Your objective.
From the line that holds "Decode this image" down to the last line of the listing below, reproduce each line exactly and nothing more, omitting pictures.

(Collected data entries)
· · ·

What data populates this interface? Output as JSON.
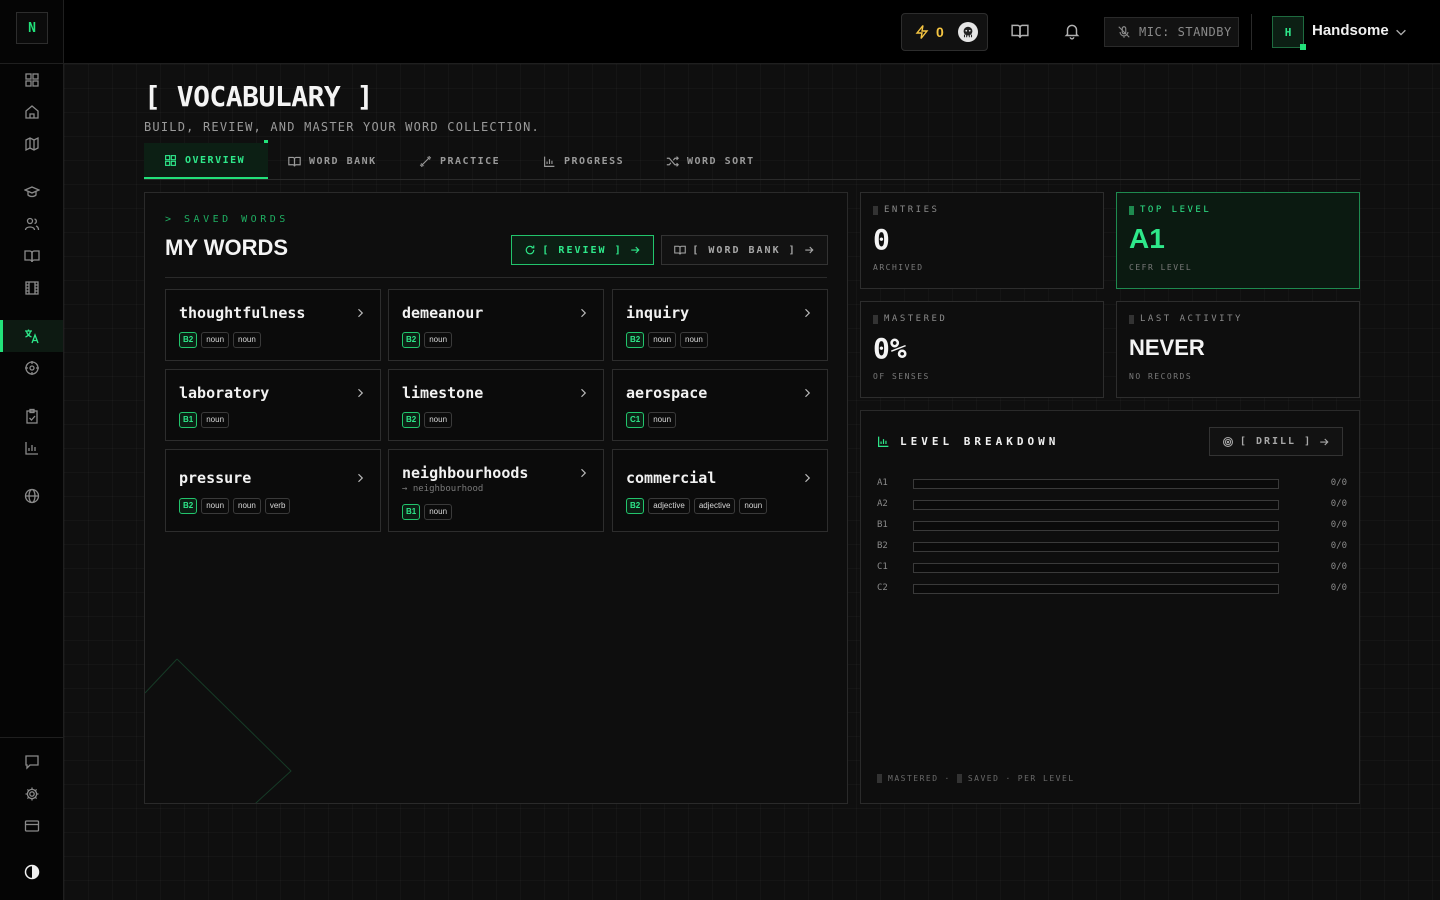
{
  "sidebar": {
    "logo": "N",
    "icons": [
      "dashboard-icon",
      "home-icon",
      "map-icon",
      "graduation-cap-icon",
      "users-icon",
      "book-icon",
      "film-icon",
      "translate-icon",
      "target-icon",
      "clipboard-icon",
      "bar-chart-icon",
      "globe-icon",
      "chat-icon",
      "settings-icon",
      "card-icon",
      "theme-toggle-icon"
    ],
    "active": "translate-icon"
  },
  "header": {
    "xp_value": "0",
    "mic_label": "MIC: STANDBY",
    "user_initial": "H",
    "user_name": "Handsome"
  },
  "page": {
    "title": "[ VOCABULARY ]",
    "subtitle": "BUILD, REVIEW, AND MASTER YOUR WORD COLLECTION."
  },
  "tabs": [
    {
      "label": "OVERVIEW",
      "active": true
    },
    {
      "label": "WORD BANK",
      "active": false
    },
    {
      "label": "PRACTICE",
      "active": false
    },
    {
      "label": "PROGRESS",
      "active": false
    },
    {
      "label": "WORD SORT",
      "active": false
    }
  ],
  "my_words": {
    "kicker": "> SAVED WORDS",
    "title": "MY WORDS",
    "review_button": "[ REVIEW ]",
    "word_bank_button": "[ WORD BANK ]",
    "words": [
      {
        "word": "thoughtfulness",
        "level": "B2",
        "tags": [
          "noun",
          "noun"
        ],
        "sub": ""
      },
      {
        "word": "demeanour",
        "level": "B2",
        "tags": [
          "noun"
        ],
        "sub": ""
      },
      {
        "word": "inquiry",
        "level": "B2",
        "tags": [
          "noun",
          "noun"
        ],
        "sub": ""
      },
      {
        "word": "laboratory",
        "level": "B1",
        "tags": [
          "noun"
        ],
        "sub": ""
      },
      {
        "word": "limestone",
        "level": "B2",
        "tags": [
          "noun"
        ],
        "sub": ""
      },
      {
        "word": "aerospace",
        "level": "C1",
        "tags": [
          "noun"
        ],
        "sub": ""
      },
      {
        "word": "pressure",
        "level": "B2",
        "tags": [
          "noun",
          "noun",
          "verb"
        ],
        "sub": ""
      },
      {
        "word": "neighbourhoods",
        "level": "B1",
        "tags": [
          "noun"
        ],
        "sub": "→ neighbourhood"
      },
      {
        "word": "commercial",
        "level": "B2",
        "tags": [
          "adjective",
          "adjective",
          "noun"
        ],
        "sub": ""
      }
    ]
  },
  "stats": {
    "entries": {
      "label": "ENTRIES",
      "value": "0",
      "foot": "ARCHIVED"
    },
    "top_level": {
      "label": "TOP LEVEL",
      "value": "A1",
      "foot": "CEFR LEVEL"
    },
    "mastered": {
      "label": "MASTERED",
      "value": "0%",
      "foot": "OF SENSES"
    },
    "last_activity": {
      "label": "LAST ACTIVITY",
      "value": "NEVER",
      "foot": "NO RECORDS"
    }
  },
  "breakdown": {
    "title": "LEVEL BREAKDOWN",
    "drill_button": "[ DRILL ]",
    "rows": [
      {
        "level": "A1",
        "count": "0/0",
        "fraction": 0
      },
      {
        "level": "A2",
        "count": "0/0",
        "fraction": 0
      },
      {
        "level": "B1",
        "count": "0/0",
        "fraction": 0
      },
      {
        "level": "B2",
        "count": "0/0",
        "fraction": 0
      },
      {
        "level": "C1",
        "count": "0/0",
        "fraction": 0
      },
      {
        "level": "C2",
        "count": "0/0",
        "fraction": 0
      }
    ],
    "legend": {
      "mastered": "MASTERED",
      "saved": "SAVED",
      "per_level": "PER LEVEL",
      "sep": "·"
    }
  },
  "colors": {
    "accent": "#22e27a",
    "background": "#0f0f0f",
    "xp": "#f5c542"
  }
}
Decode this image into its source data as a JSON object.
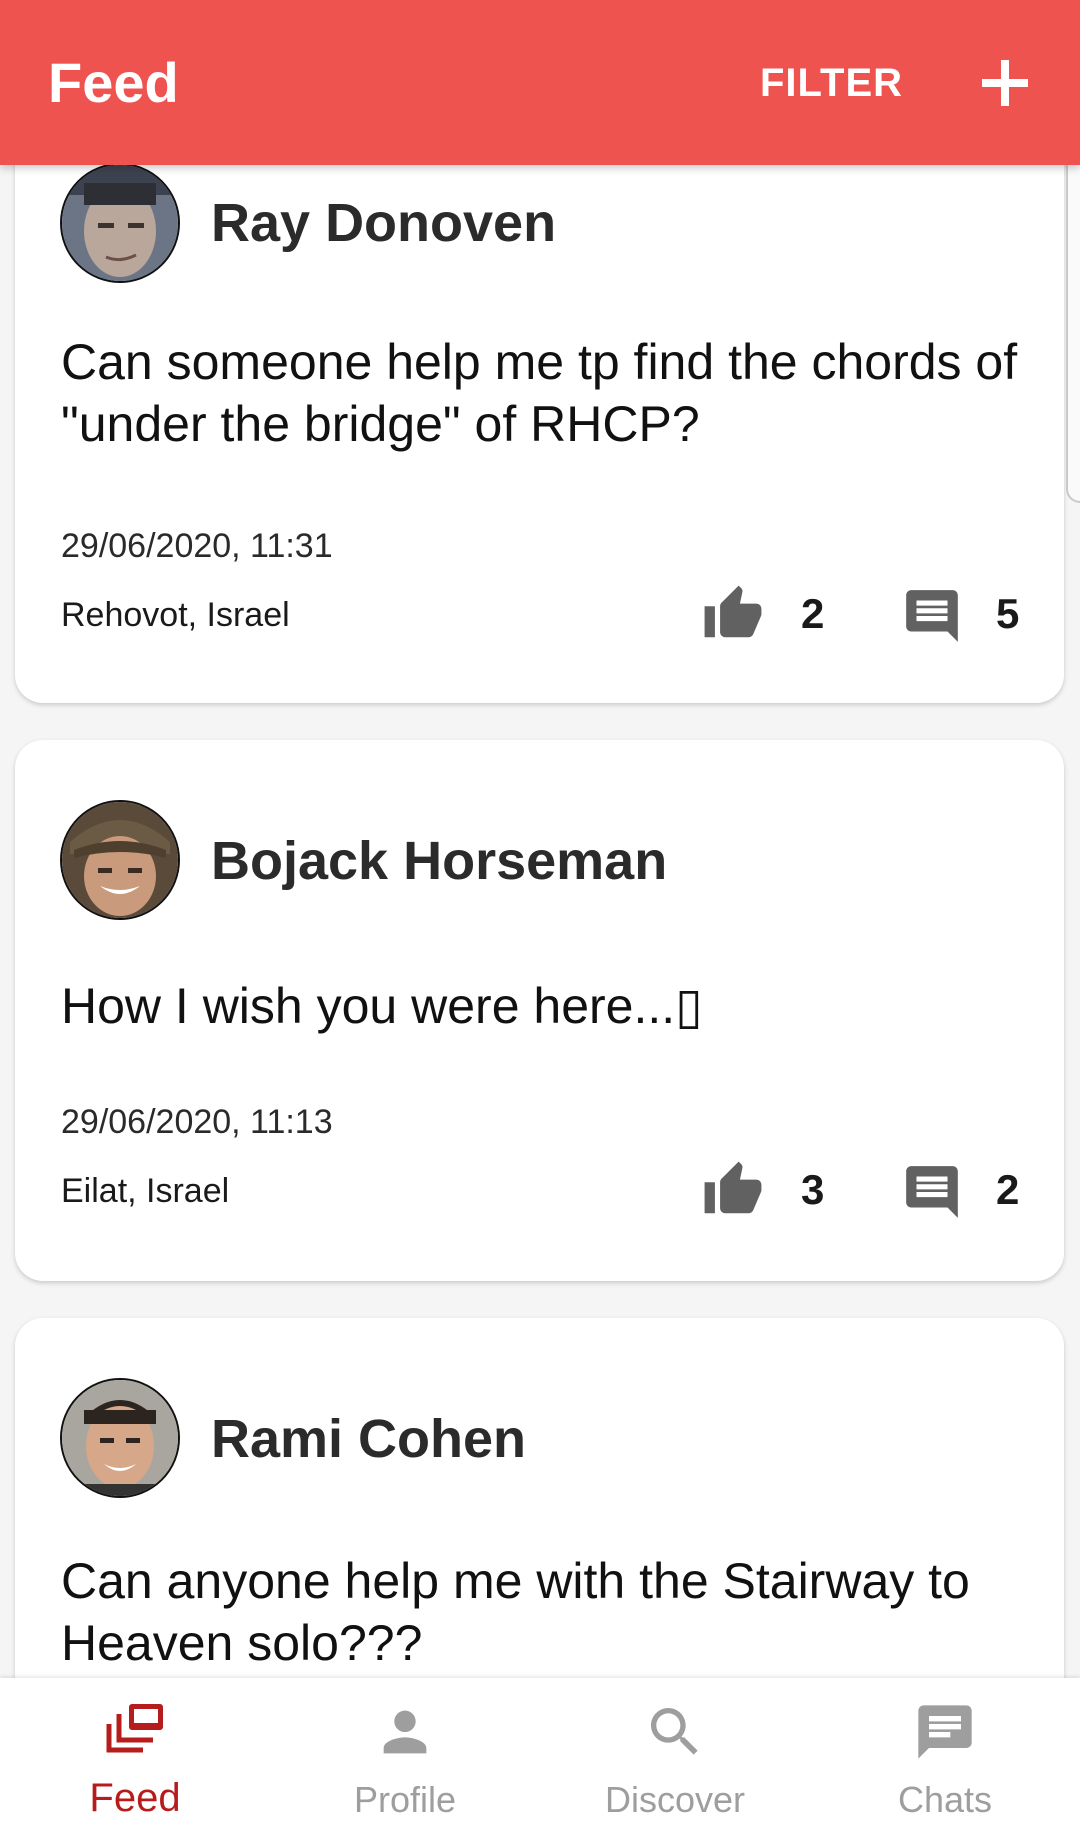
{
  "header": {
    "title": "Feed",
    "filter_label": "FILTER",
    "add_icon": "plus-icon"
  },
  "posts": [
    {
      "author": "Ray Donoven",
      "text": "Can someone help me tp find the chords of \"under the bridge\" of RHCP?",
      "date": "29/06/2020, 11:31",
      "location": "Rehovot, Israel",
      "likes": "2",
      "comments": "5"
    },
    {
      "author": "Bojack Horseman",
      "text": "How I wish you were here...▯",
      "date": "29/06/2020, 11:13",
      "location": "Eilat, Israel",
      "likes": "3",
      "comments": "2"
    },
    {
      "author": "Rami Cohen",
      "text": "Can anyone help me with the Stairway to Heaven solo???"
    }
  ],
  "bottom_nav": {
    "items": [
      {
        "label": "Feed",
        "icon": "feed-icon",
        "active": true
      },
      {
        "label": "Profile",
        "icon": "person-icon",
        "active": false
      },
      {
        "label": "Discover",
        "icon": "search-icon",
        "active": false
      },
      {
        "label": "Chats",
        "icon": "chat-icon",
        "active": false
      }
    ]
  },
  "colors": {
    "app_bar": "#ef5350",
    "active_nav": "#b71c1c",
    "inactive_nav": "#9e9e9e",
    "action_icon": "#616161"
  }
}
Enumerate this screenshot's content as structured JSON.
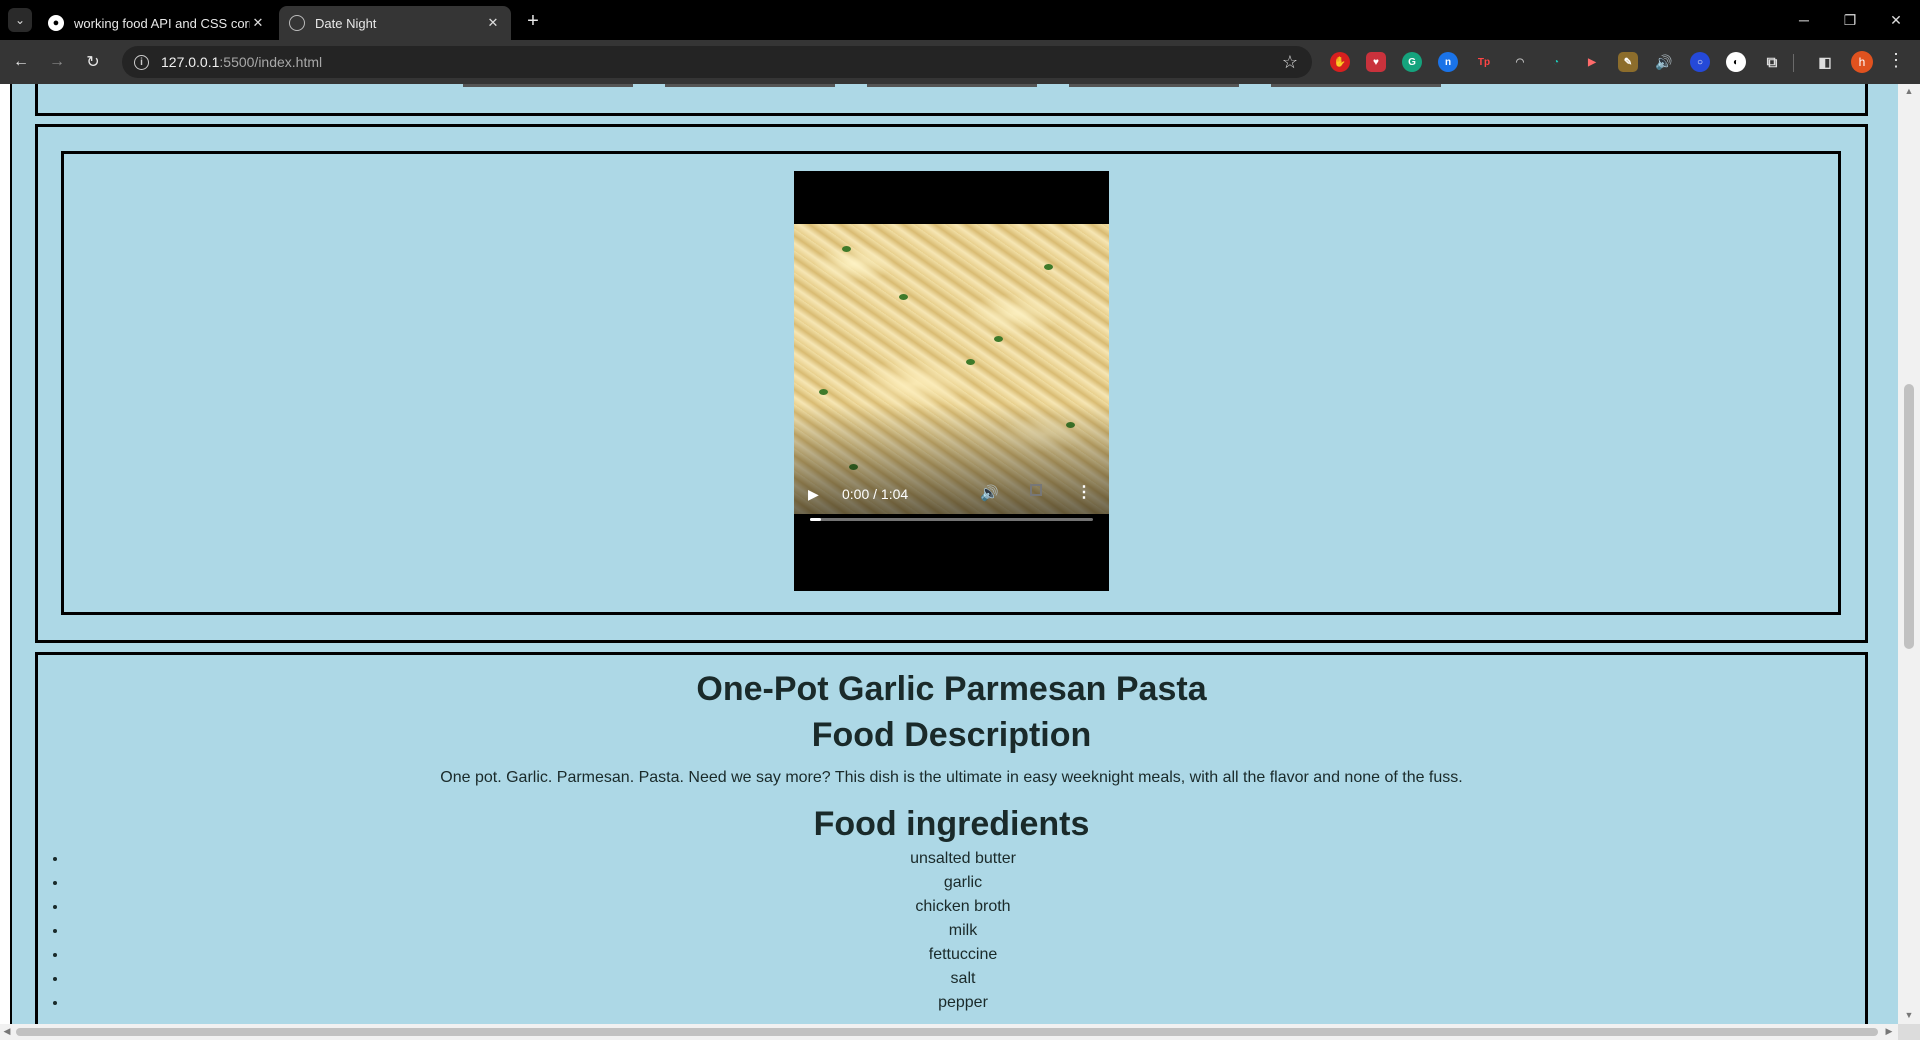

· · ·

Exercise output.
Decode this image into its source data as a JSON object.
{
  "header": {
    "title": "Feed",
    "filter_label": "FILTER",
    "add_icon": "plus-icon"
  },
  "posts": [
    {
      "author": "Ray Donoven",
      "text": "Can someone help me tp find the chords of \"under the bridge\" of RHCP?",
      "date": "29/06/2020, 11:31",
      "location": "Rehovot, Israel",
      "likes": "2",
      "comments": "5"
    },
    {
      "author": "Bojack Horseman",
      "text": "How I wish you were here...▯",
      "date": "29/06/2020, 11:13",
      "location": "Eilat, Israel",
      "likes": "3",
      "comments": "2"
    },
    {
      "author": "Rami Cohen",
      "text": "Can anyone help me with the Stairway to Heaven solo???"
    }
  ],
  "bottom_nav": {
    "items": [
      {
        "label": "Feed",
        "icon": "feed-icon",
        "active": true
      },
      {
        "label": "Profile",
        "icon": "person-icon",
        "active": false
      },
      {
        "label": "Discover",
        "icon": "search-icon",
        "active": false
      },
      {
        "label": "Chats",
        "icon": "chat-icon",
        "active": false
      }
    ]
  },
  "colors": {
    "app_bar": "#ef5350",
    "active_nav": "#b71c1c",
    "inactive_nav": "#9e9e9e",
    "action_icon": "#616161"
  }
}
Enumerate this screenshot's content as structured JSON.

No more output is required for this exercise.